#### Provided text ####

However, in our current tribalistic political times, it's sad thing that a Center once created by compromise cannot be heard. It's not totally gone (though it seems more and more people are taking sides, and the rude voices try to drown the Center from both sides), but it doesn't have voice in our current society. Note, also, Yeats saying the worse are "full of passionate intensity."
(I would argue that our "First past the post" election system, the winner takes all idea, is a big part of the problem. With ranked choice voting, more people risk voting for others in multi-party systems, not feeling they're going to "throw the vote" to the candidate they really DON'T like. They put that person 2nd, and if their preferred candidate is taken out of competition, their #2 vote still counts for something. And it can go beyond #2, as far down as ranking is deemed feasible.)
***Spiritus Mundi: spirit of the world; the collective spirit of humankind. According to Yeats, it is a mystical concept, ''a universal memory and a 'muse' of sorts that provides inspiration to the poet or write."
****Apparently the AntiChrist, trying to mock and mimic Christ with its birth in a figurative Bethlehem. Interesting, how is it slouching before birth? Is this an accidental oversight? Or is this a description of something so horrific it forces whatever its maternal creation is to slouch off in an evil journey before birth that mocks the holy one of Mary (pregnant with Jesus) and Joseph? [Thoughts of Voldemort in Harry Potter, before he gets his body back. come to mind. Also, a shadowy Tash overtaking Narnia in the last of the Chronicles of Narnia.]

#### Entries ####

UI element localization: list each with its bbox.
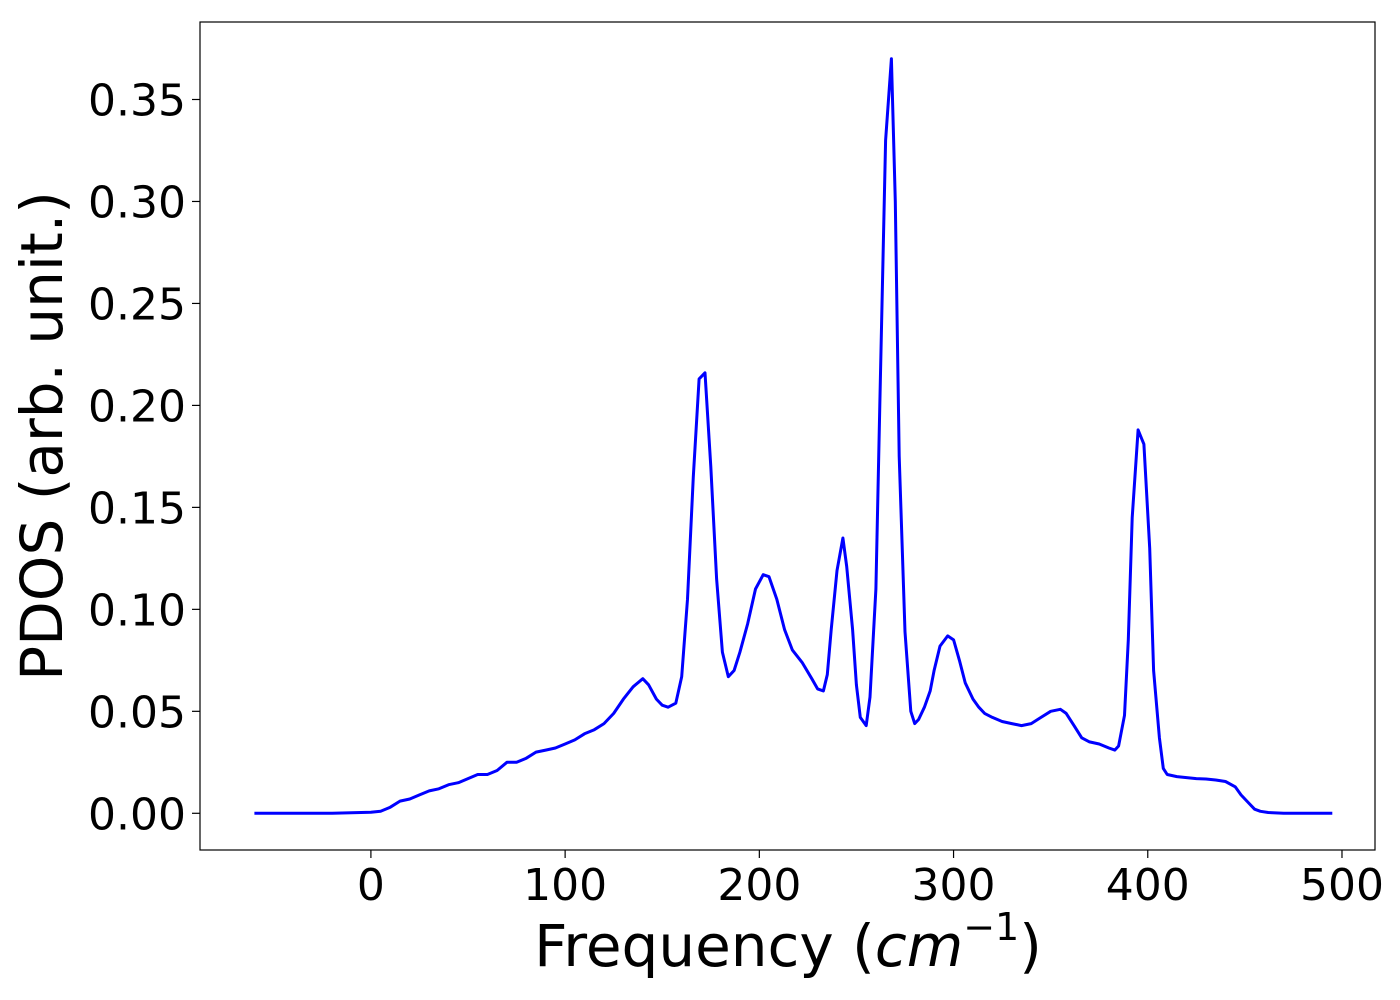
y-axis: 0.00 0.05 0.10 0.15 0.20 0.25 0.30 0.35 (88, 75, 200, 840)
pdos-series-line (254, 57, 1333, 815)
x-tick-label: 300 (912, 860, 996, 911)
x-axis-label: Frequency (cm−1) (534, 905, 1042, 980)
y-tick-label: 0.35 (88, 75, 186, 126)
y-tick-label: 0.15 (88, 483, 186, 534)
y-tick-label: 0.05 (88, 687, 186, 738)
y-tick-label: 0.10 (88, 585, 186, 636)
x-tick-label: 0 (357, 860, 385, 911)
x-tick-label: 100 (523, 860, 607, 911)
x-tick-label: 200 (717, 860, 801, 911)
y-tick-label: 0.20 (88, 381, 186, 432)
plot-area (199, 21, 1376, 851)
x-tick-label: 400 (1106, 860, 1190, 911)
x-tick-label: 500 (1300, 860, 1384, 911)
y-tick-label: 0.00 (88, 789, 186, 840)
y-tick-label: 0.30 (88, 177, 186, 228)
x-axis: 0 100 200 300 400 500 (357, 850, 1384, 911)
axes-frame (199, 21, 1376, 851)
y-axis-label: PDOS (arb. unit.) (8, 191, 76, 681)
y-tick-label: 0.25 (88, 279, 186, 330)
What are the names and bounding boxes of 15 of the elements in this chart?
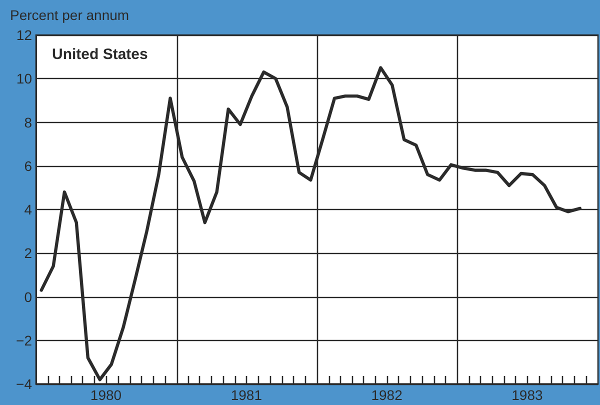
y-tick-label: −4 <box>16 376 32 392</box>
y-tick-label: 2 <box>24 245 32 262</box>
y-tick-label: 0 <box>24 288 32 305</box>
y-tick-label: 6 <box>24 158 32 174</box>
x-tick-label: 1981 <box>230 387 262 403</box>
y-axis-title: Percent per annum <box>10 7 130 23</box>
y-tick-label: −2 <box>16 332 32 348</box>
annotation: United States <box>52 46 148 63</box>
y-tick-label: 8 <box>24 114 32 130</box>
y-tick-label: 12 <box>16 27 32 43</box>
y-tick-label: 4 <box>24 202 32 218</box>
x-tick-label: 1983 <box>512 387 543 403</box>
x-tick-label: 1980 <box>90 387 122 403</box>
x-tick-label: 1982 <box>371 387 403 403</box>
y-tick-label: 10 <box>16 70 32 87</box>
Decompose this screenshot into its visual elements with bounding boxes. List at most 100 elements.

####

» Jobs
a) Turn the paragraph of the Yeats commentary that begins "(I would argue that our" into a bulleted list that keeps its main points.
b) Name every person from the Gospel account of Jesus's birth who appears in the Yeats commentary.
Answer using only the Yeats commentary above.

» Task answers
a)
- The author sees the "First past the post," winner-takes-all election system as a big part of the problem.
- With ranked choice voting in multi-party systems, more people would risk voting for other candidates without fearing they will "throw the vote" to the candidate they dislike.
- A voter can rank a candidate second, and if the first choice is taken out of competition, the second-choice vote still counts.
- Rankings can go beyond second place, as far down as is deemed feasible.

b)
- Jesus (also called Christ)
- Mary
- Joseph